- **REQUIREMENT**
In this exercise, reproduce all the entries that follow exactly.

- **Excerpt from a dataset**
□ □ □ □ □

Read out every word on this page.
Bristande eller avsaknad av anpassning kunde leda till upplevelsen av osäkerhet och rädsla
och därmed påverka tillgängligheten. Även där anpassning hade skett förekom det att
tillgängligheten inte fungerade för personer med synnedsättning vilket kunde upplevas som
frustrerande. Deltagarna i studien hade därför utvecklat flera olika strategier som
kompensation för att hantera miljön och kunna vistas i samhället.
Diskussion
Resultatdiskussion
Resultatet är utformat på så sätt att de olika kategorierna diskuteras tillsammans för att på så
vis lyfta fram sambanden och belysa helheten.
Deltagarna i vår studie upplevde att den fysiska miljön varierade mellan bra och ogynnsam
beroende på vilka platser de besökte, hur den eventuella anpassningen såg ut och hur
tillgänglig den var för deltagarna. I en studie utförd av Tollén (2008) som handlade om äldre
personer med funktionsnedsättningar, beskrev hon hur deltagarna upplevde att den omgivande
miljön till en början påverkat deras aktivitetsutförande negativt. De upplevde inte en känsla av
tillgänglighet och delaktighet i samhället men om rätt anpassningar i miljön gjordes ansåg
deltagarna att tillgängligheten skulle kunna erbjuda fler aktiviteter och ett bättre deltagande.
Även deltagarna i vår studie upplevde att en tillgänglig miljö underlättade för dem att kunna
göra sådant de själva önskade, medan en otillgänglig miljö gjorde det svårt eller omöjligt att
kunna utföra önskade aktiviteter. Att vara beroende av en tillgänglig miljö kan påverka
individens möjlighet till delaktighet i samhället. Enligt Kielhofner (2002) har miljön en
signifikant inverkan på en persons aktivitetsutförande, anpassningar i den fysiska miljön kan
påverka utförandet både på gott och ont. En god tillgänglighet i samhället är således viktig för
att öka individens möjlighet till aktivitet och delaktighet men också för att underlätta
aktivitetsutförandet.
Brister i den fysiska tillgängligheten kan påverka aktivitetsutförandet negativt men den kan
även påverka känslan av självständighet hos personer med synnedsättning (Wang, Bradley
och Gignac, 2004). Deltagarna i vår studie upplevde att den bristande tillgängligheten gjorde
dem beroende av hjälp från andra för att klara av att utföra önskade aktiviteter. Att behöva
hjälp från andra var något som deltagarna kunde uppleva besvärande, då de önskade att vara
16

□ □ □ □ □

- **CORRECT OUTPUT**
Read out every word on this page.
Bristande eller avsaknad av anpassning kunde leda till upplevelsen av osäkerhet och rädsla
och därmed påverka tillgängligheten. Även där anpassning hade skett förekom det att
tillgängligheten inte fungerade för personer med synnedsättning vilket kunde upplevas som
frustrerande. Deltagarna i studien hade därför utvecklat flera olika strategier som
kompensation för att hantera miljön och kunna vistas i samhället.
Diskussion
Resultatdiskussion
Resultatet är utformat på så sätt att de olika kategorierna diskuteras tillsammans för att på så
vis lyfta fram sambanden och belysa helheten.
Deltagarna i vår studie upplevde att den fysiska miljön varierade mellan bra och ogynnsam
beroende på vilka platser de besökte, hur den eventuella anpassningen såg ut och hur
tillgänglig den var för deltagarna. I en studie utförd av Tollén (2008) som handlade om äldre
personer med funktionsnedsättningar, beskrev hon hur deltagarna upplevde att den omgivande
miljön till en början påverkat deras aktivitetsutförande negativt. De upplevde inte en känsla av
tillgänglighet och delaktighet i samhället men om rätt anpassningar i miljön gjordes ansåg
deltagarna att tillgängligheten skulle kunna erbjuda fler aktiviteter och ett bättre deltagande.
Även deltagarna i vår studie upplevde att en tillgänglig miljö underlättade för dem att kunna
göra sådant de själva önskade, medan en otillgänglig miljö gjorde det svårt eller omöjligt att
kunna utföra önskade aktiviteter. Att vara beroende av en tillgänglig miljö kan påverka
individens möjlighet till delaktighet i samhället. Enligt Kielhofner (2002) har miljön en
signifikant inverkan på en persons aktivitetsutförande, anpassningar i den fysiska miljön kan
påverka utförandet både på gott och ont. En god tillgänglighet i samhället är således viktig för
att öka individens möjlighet till aktivitet och delaktighet men också för att underlätta
aktivitetsutförandet.
Brister i den fysiska tillgängligheten kan påverka aktivitetsutförandet negativt men den kan
även påverka känslan av självständighet hos personer med synnedsättning (Wang, Bradley
och Gignac, 2004). Deltagarna i vår studie upplevde att den bristande tillgängligheten gjorde
dem beroende av hjälp från andra för att klara av att utföra önskade aktiviteter. Att behöva
hjälp från andra var något som deltagarna kunde uppleva besvärande, då de önskade att vara
16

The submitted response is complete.